What you should do:
Draw out every line with the word "SPURGAT" from the listing below.

Task input:

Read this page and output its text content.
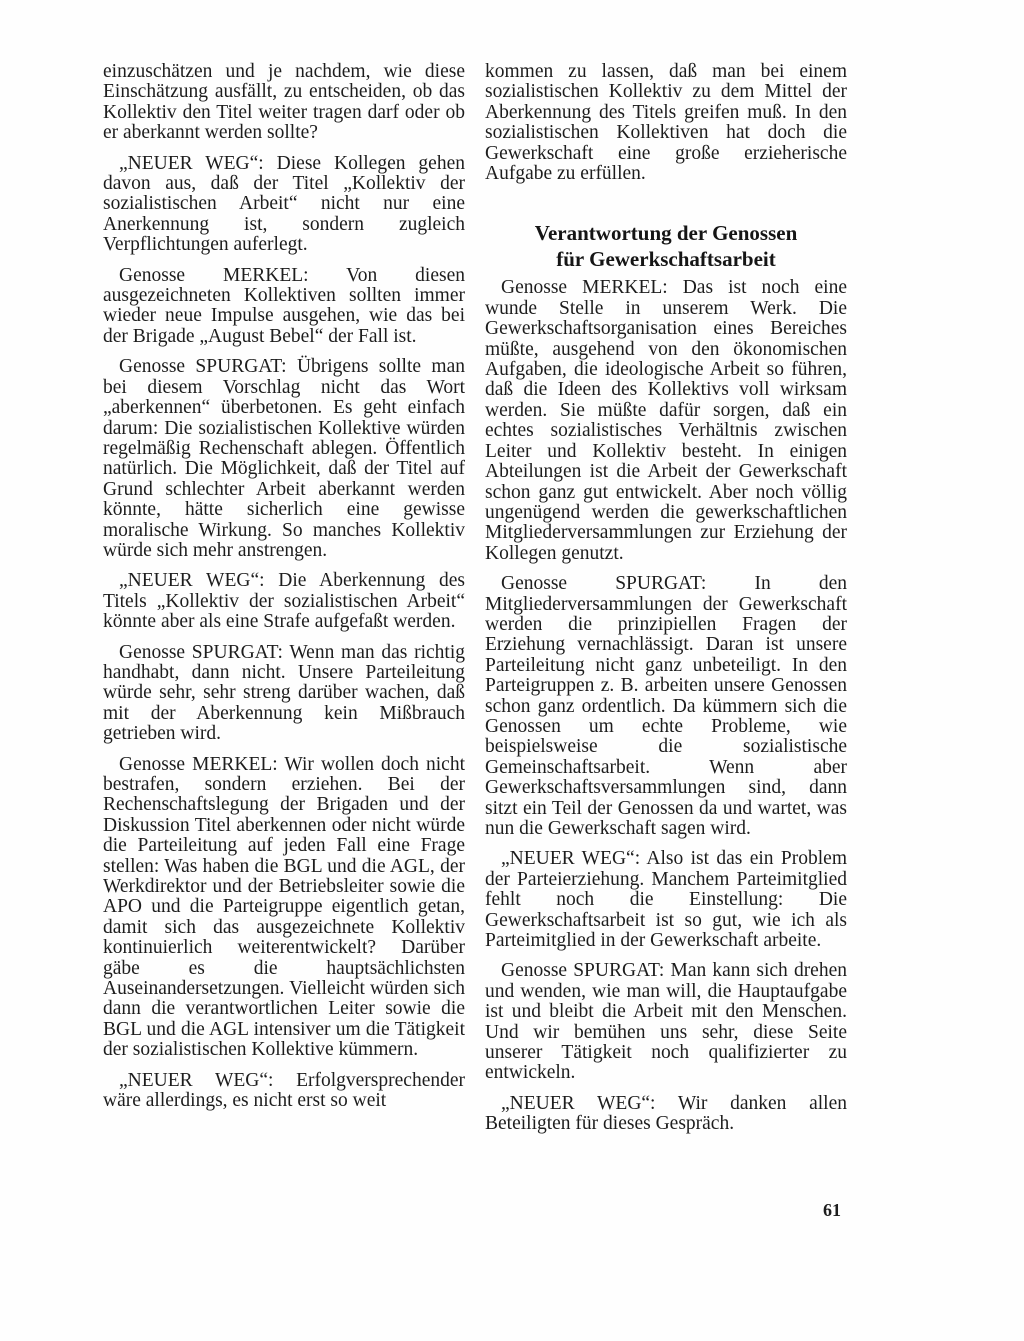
einzuschätzen und je nachdem, wie diese Einschätzung ausfällt, zu entscheiden, ob das Kollektiv den Titel weiter tragen darf oder ob er aberkannt werden sollte?

„NEUER WEG“: Diese Kollegen gehen davon aus, daß der Titel „Kollektiv der sozialistischen Arbeit“ nicht nur eine Anerkennung ist, sondern zugleich Verpflichtungen auferlegt.

Genosse MERKEL: Von diesen ausgezeichneten Kollektiven sollten immer wieder neue Impulse ausgehen, wie das bei der Brigade „August Bebel“ der Fall ist.

Genosse SPURGAT: Übrigens sollte man bei diesem Vorschlag nicht das Wort „aberkennen“ überbetonen. Es geht einfach darum: Die sozialistischen Kollektive würden regelmäßig Rechenschaft ablegen. Öffentlich natürlich. Die Möglichkeit, daß der Titel auf Grund schlechter Arbeit aberkannt werden könnte, hätte sicherlich eine gewisse moralische Wirkung. So manches Kollektiv würde sich mehr anstrengen.

„NEUER WEG“: Die Aberkennung des Titels „Kollektiv der sozialistischen Arbeit“ könnte aber als eine Strafe aufgefaßt werden.

Genosse SPURGAT: Wenn man das richtig handhabt, dann nicht. Unsere Parteileitung würde sehr, sehr streng darüber wachen, daß mit der Aberkennung kein Mißbrauch getrieben wird.

Genosse MERKEL: Wir wollen doch nicht bestrafen, sondern erziehen. Bei der Rechenschaftslegung der Brigaden und der Diskussion Titel aberkennen oder nicht würde die Parteileitung auf jeden Fall eine Frage stellen: Was haben die BGL und die AGL, der Werkdirektor und der Betriebsleiter sowie die APO und die Parteigruppe eigentlich getan, damit sich das ausgezeichnete Kollektiv kontinuierlich weiterentwickelt? Darüber gäbe es die hauptsächlichsten Auseinandersetzungen. Vielleicht würden sich dann die verantwortlichen Leiter sowie die BGL und die AGL intensiver um die Tätigkeit der sozialistischen Kollektive kümmern.

„NEUER WEG“: Erfolgversprechender wäre allerdings, es nicht erst so weit

kommen zu lassen, daß man bei einem sozialistischen Kollektiv zu dem Mittel der Aberkennung des Titels greifen muß. In den sozialistischen Kollektiven hat doch die Gewerkschaft eine große erzieherische Aufgabe zu erfüllen.

Verantwortung der Genossen
für Gewerkschaftsarbeit

Genosse MERKEL: Das ist noch eine wunde Stelle in unserem Werk. Die Gewerkschaftsorganisation eines Bereiches müßte, ausgehend von den ökonomischen Aufgaben, die ideologische Arbeit so führen, daß die Ideen des Kollektivs voll wirksam werden. Sie müßte dafür sorgen, daß ein echtes sozialistisches Verhältnis zwischen Leiter und Kollektiv besteht. In einigen Abteilungen ist die Arbeit der Gewerkschaft schon ganz gut entwickelt. Aber noch völlig ungenügend werden die gewerkschaftlichen Mitgliederversammlungen zur Erziehung der Kollegen genutzt.

Genosse SPURGAT: In den Mitgliederversammlungen der Gewerkschaft werden die prinzipiellen Fragen der Erziehung vernachlässigt. Daran ist unsere Parteileitung nicht ganz unbeteiligt. In den Parteigruppen z. B. arbeiten unsere Genossen schon ganz ordentlich. Da kümmern sich die Genossen um echte Probleme, wie beispielsweise die sozialistische Gemeinschaftsarbeit. Wenn aber Gewerkschaftsversammlungen sind, dann sitzt ein Teil der Genossen da und wartet, was nun die Gewerkschaft sagen wird.

„NEUER WEG“: Also ist das ein Problem der Parteierziehung. Manchem Parteimitglied fehlt noch die Einstellung: Die Gewerkschaftsarbeit ist so gut, wie ich als Parteimitglied in der Gewerkschaft arbeite.

Genosse SPURGAT: Man kann sich drehen und wenden, wie man will, die Hauptaufgabe ist und bleibt die Arbeit mit den Menschen. Und wir bemühen uns sehr, diese Seite unserer Tätigkeit noch qualifizierter zu entwickeln.

„NEUER WEG“: Wir danken allen Beteiligten für dieses Gespräch.

61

Completed task:
Genosse SPURGAT: Übrigens sollte man bei diesem Vorschlag nicht das Wort „aberkennen“ überbetonen. Es geht einfach darum: Die sozialistischen Kollektive würden regelmäßig Rechenschaft ablegen. Öffentlich natürlich. Die Möglichkeit, daß der Titel auf Grund schlechter Arbeit aberkannt werden könnte, hätte sicherlich eine gewisse moralische Wirkung. So manches Kollektiv würde sich mehr anstrengen.
Genosse SPURGAT: Wenn man das richtig handhabt, dann nicht. Unsere Parteileitung würde sehr, sehr streng darüber wachen, daß mit der Aberkennung kein Mißbrauch getrieben wird.
Genosse SPURGAT: In den Mitgliederversammlungen der Gewerkschaft werden die prinzipiellen Fragen der Erziehung vernachlässigt. Daran ist unsere Parteileitung nicht ganz unbeteiligt. In den Parteigruppen z. B. arbeiten unsere Genossen schon ganz ordentlich. Da kümmern sich die Genossen um echte Probleme, wie beispielsweise die sozialistische Gemeinschaftsarbeit. Wenn aber Gewerkschaftsversammlungen sind, dann sitzt ein Teil der Genossen da und wartet, was nun die Gewerkschaft sagen wird.
Genosse SPURGAT: Man kann sich drehen und wenden, wie man will, die Hauptaufgabe ist und bleibt die Arbeit mit den Menschen. Und wir bemühen uns sehr, diese Seite unserer Tätigkeit noch qualifizierter zu entwickeln.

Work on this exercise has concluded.